> **AIM OF THE TASK**
Locate the word "Legendary" in the entries below, then gather every line that holds it.

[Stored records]
★ ★ ★ ★ ★

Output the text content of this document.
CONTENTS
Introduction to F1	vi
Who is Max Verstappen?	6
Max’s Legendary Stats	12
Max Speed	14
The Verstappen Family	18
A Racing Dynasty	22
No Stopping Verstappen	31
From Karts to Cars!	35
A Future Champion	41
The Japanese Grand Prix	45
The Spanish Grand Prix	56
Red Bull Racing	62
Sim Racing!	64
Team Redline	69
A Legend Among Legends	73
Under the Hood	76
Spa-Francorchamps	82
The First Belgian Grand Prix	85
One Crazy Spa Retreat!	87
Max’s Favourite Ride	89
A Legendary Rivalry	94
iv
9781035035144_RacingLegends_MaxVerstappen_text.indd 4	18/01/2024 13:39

★ ★ ★ ★ ★

> **TASK ANSWER**
Max’s Legendary Stats	12
A Legendary Rivalry	94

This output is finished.